Rows from a dataset
* * * * * * *
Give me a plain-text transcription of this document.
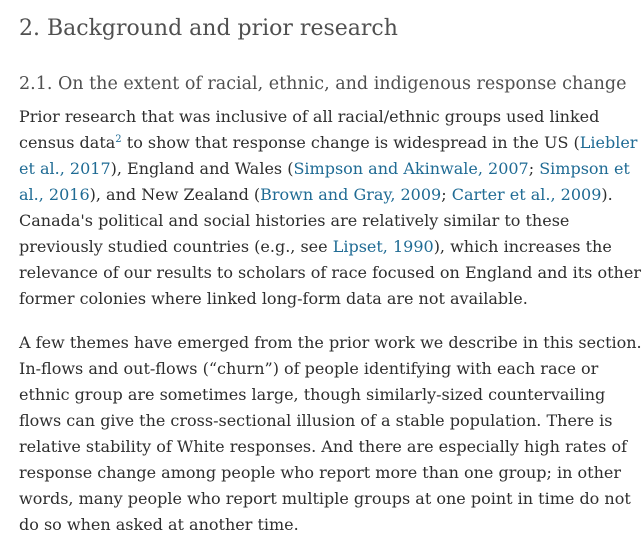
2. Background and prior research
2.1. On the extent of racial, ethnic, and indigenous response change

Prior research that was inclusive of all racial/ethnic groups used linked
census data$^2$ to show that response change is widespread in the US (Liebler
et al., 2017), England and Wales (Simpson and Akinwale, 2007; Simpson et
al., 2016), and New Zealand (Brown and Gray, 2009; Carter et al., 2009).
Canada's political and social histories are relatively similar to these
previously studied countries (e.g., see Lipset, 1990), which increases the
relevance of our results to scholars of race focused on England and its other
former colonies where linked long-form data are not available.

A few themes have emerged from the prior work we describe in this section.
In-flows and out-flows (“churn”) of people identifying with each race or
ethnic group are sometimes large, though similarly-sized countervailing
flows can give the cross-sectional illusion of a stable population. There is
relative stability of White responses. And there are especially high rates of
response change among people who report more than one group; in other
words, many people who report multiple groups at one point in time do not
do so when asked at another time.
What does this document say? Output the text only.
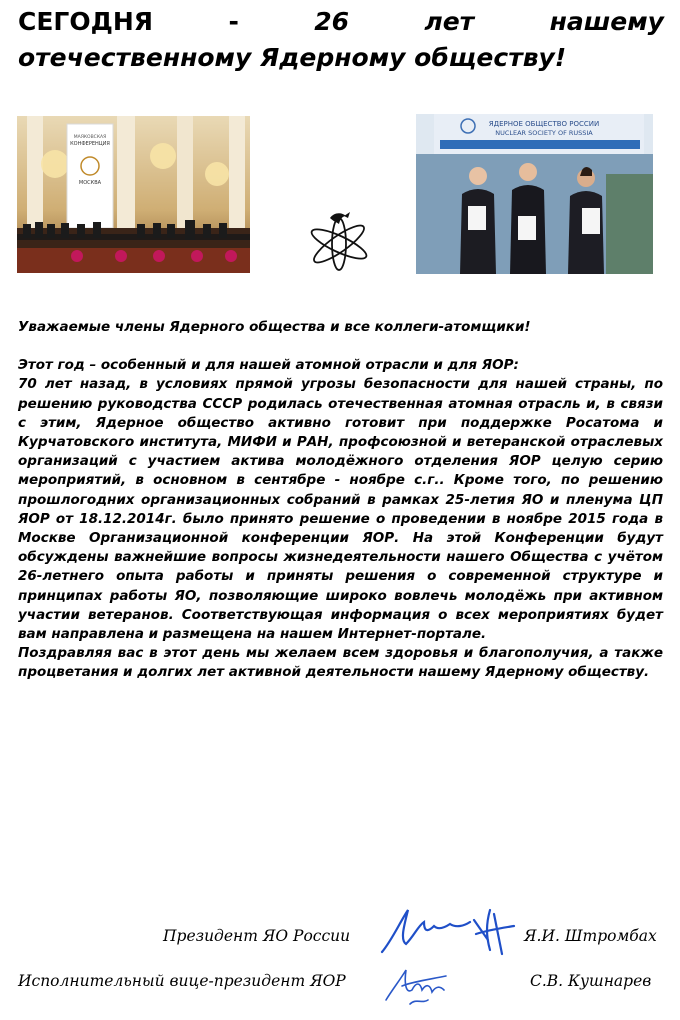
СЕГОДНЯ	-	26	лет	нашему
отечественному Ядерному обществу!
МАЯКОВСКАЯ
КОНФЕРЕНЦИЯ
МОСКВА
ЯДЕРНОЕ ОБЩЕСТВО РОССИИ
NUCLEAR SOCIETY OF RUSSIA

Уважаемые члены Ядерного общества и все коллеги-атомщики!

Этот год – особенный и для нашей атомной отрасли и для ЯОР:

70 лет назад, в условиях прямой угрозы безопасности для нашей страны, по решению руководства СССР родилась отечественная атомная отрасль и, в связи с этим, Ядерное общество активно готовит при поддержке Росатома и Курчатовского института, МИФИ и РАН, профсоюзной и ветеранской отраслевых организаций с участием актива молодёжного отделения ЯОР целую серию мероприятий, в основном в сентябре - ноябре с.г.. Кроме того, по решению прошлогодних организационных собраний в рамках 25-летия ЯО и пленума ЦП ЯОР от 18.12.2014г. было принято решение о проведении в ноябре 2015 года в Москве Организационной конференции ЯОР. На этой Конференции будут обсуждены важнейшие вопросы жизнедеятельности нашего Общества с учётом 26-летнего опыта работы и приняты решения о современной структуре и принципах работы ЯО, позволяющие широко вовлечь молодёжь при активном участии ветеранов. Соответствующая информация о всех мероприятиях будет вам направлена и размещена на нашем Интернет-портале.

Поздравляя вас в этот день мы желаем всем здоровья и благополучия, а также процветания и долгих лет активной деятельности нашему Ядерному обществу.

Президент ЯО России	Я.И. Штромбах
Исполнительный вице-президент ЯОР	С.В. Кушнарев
* * * * * * *
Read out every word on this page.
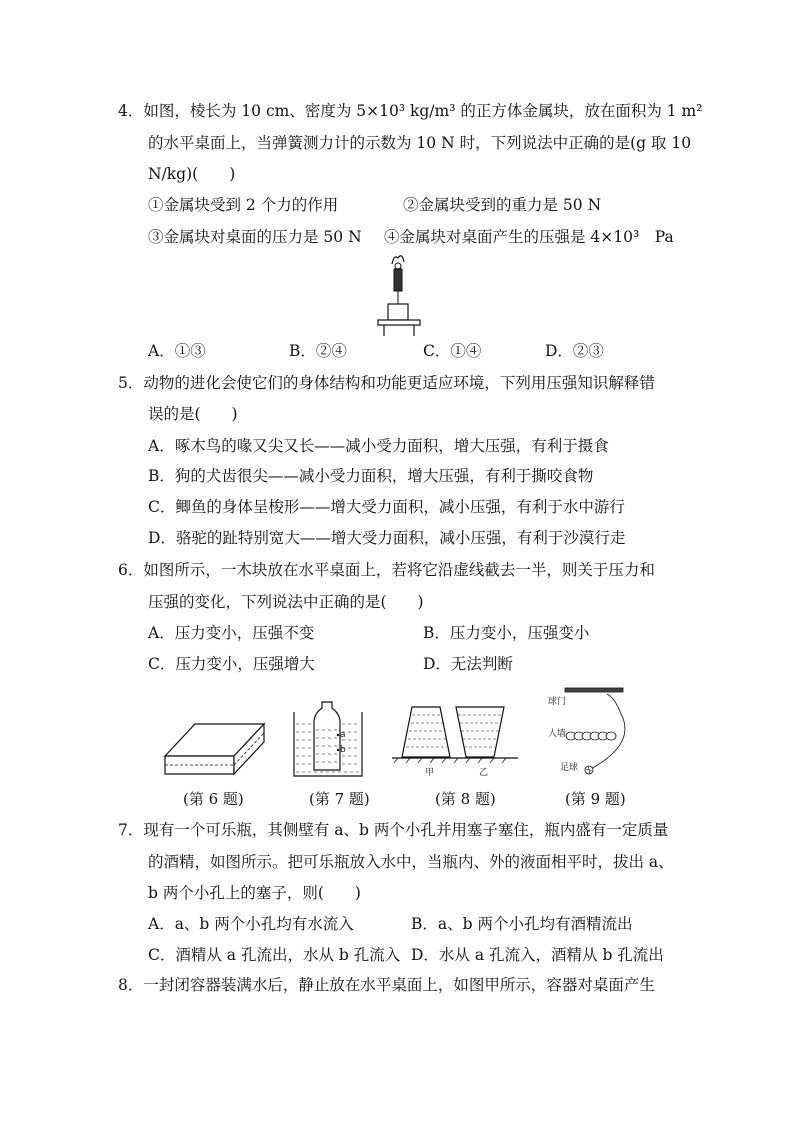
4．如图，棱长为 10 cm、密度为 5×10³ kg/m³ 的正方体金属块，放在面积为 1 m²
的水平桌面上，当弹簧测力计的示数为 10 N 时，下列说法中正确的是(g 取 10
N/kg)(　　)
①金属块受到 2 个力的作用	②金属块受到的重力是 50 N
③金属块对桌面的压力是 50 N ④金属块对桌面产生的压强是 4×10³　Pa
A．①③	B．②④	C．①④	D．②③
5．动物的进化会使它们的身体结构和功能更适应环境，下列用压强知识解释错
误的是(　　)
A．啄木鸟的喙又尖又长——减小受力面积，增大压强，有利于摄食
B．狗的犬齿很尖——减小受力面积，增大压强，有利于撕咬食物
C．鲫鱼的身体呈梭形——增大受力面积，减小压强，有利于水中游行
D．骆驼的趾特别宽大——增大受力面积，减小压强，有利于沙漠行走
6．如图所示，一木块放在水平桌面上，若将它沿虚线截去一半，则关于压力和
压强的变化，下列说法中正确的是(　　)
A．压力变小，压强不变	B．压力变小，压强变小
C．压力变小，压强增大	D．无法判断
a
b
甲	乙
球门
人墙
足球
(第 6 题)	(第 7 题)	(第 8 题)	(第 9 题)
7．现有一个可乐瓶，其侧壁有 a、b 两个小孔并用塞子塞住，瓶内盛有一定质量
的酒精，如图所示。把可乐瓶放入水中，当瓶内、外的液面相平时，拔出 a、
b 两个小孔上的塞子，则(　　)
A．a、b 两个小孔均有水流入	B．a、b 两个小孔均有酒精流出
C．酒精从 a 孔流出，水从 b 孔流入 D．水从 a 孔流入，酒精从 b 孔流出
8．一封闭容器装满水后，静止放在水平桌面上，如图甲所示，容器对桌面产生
* * * * * * *
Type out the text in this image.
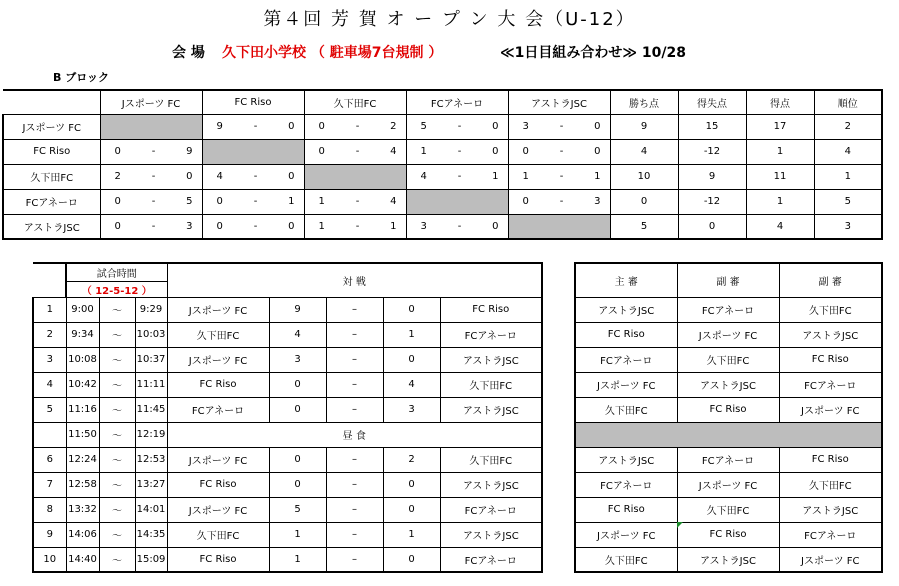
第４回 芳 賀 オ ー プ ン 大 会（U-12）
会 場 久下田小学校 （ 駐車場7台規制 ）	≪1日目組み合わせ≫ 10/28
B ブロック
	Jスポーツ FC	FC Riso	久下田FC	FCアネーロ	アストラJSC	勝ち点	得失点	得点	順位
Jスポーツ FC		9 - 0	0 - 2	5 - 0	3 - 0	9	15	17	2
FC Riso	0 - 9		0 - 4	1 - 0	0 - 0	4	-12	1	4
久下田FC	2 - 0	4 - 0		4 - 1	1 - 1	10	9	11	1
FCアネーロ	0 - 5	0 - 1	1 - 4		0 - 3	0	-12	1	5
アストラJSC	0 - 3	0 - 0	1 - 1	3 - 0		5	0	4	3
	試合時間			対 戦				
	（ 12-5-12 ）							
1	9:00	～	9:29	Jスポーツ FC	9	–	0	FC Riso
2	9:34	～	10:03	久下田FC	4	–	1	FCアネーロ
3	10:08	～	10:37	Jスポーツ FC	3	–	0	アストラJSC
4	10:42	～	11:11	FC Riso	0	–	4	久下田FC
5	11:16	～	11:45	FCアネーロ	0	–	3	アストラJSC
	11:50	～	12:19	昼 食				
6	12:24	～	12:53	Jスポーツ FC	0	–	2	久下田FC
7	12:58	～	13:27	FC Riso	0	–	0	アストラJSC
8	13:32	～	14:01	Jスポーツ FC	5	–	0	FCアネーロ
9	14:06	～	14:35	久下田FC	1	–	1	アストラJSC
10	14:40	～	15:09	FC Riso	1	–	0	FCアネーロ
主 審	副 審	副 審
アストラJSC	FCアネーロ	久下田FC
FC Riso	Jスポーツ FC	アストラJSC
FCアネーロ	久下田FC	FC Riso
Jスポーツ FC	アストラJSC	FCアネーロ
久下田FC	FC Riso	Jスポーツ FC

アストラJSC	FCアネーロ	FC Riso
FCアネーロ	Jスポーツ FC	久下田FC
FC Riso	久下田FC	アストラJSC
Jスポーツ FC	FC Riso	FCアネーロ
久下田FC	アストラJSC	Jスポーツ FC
* * * * * * *
Exercise objective
Report how many lines in the data contain the word "text", with no words besides the number.

Result for this exercise
3